REQUEST: Extract every line where the string "Федерации" appears.

>> Begin GIVEN INFORMATION

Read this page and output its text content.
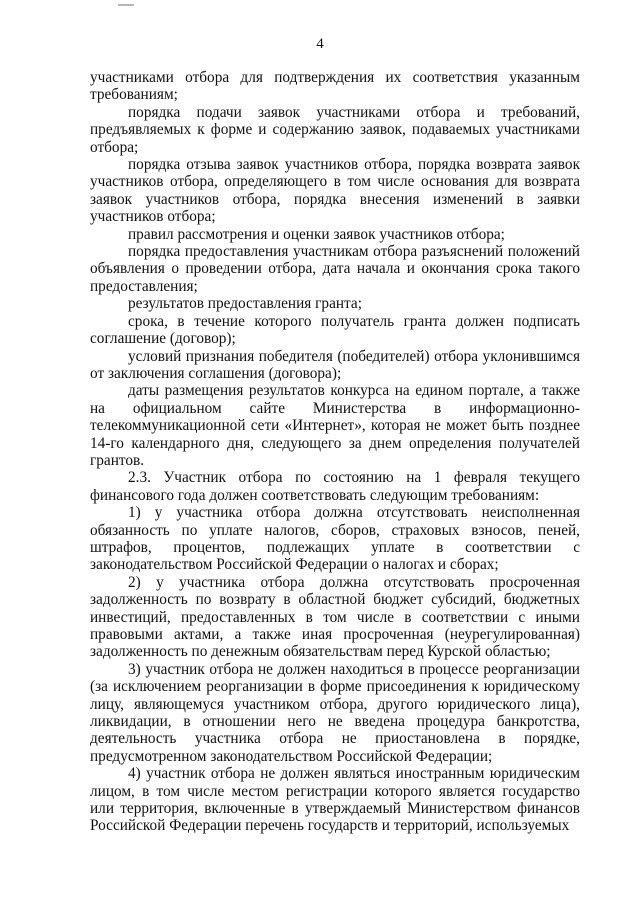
4

участниками отбора для подтверждения их соответствия указанным требованиям;

порядка подачи заявок участниками отбора и требований, предъявляемых к форме и содержанию заявок, подаваемых участниками отбора;

порядка отзыва заявок участников отбора, порядка возврата заявок участников отбора, определяющего в том числе основания для возврата заявок участников отбора, порядка внесения изменений в заявки участников отбора;

правил рассмотрения и оценки заявок участников отбора;

порядка предоставления участникам отбора разъяснений положений объявления о проведении отбора, дата начала и окончания срока такого предоставления;

результатов предоставления гранта;

срока, в течение которого получатель гранта должен подписать соглашение (договор);

условий признания победителя (победителей) отбора уклонившимся от заключения соглашения (договора);

даты размещения результатов конкурса на едином портале, а также на официальном сайте Министерства в информационно-телекоммуникационной сети «Интернет», которая не может быть позднее 14-го календарного дня, следующего за днем определения получателей грантов.

2.3. Участник отбора по состоянию на 1 февраля текущего финансового года должен соответствовать следующим требованиям:

1) у участника отбора должна отсутствовать неисполненная обязанность по уплате налогов, сборов, страховых взносов, пеней, штрафов, процентов, подлежащих уплате в соответствии с законодательством Российской Федерации о налогах и сборах;

2) у участника отбора должна отсутствовать просроченная задолженность по возврату в областной бюджет субсидий, бюджетных инвестиций, предоставленных в том числе в соответствии с иными правовыми актами, а также иная просроченная (неурегулированная) задолженность по денежным обязательствам перед Курской областью;

3) участник отбора не должен находиться в процессе реорганизации (за исключением реорганизации в форме присоединения к юридическому лицу, являющемуся участником отбора, другого юридического лица), ликвидации, в отношении него не введена процедура банкротства, деятельность участника отбора не приостановлена в порядке, предусмотренном законодательством Российской Федерации;

4) участник отбора не должен являться иностранным юридическим лицом, в том числе местом регистрации которого является государство или территория, включенные в утверждаемый Министерством финансов Российской Федерации перечень государств и территорий, используемых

>> End GIVEN INFORMATION

ANSWER TO THE TASK:
1) у участника отбора должна отсутствовать неисполненная обязанность по уплате налогов, сборов, страховых взносов, пеней, штрафов, процентов, подлежащих уплате в соответствии с законодательством Российской Федерации о налогах и сборах;
3) участник отбора не должен находиться в процессе реорганизации (за исключением реорганизации в форме присоединения к юридическому лицу, являющемуся участником отбора, другого юридического лица), ликвидации, в отношении него не введена процедура банкротства, деятельность участника отбора не приостановлена в порядке, предусмотренном законодательством Российской Федерации;
4) участник отбора не должен являться иностранным юридическим лицом, в том числе местом регистрации которого является государство или территория, включенные в утверждаемый Министерством финансов Российской Федерации перечень государств и территорий, используемых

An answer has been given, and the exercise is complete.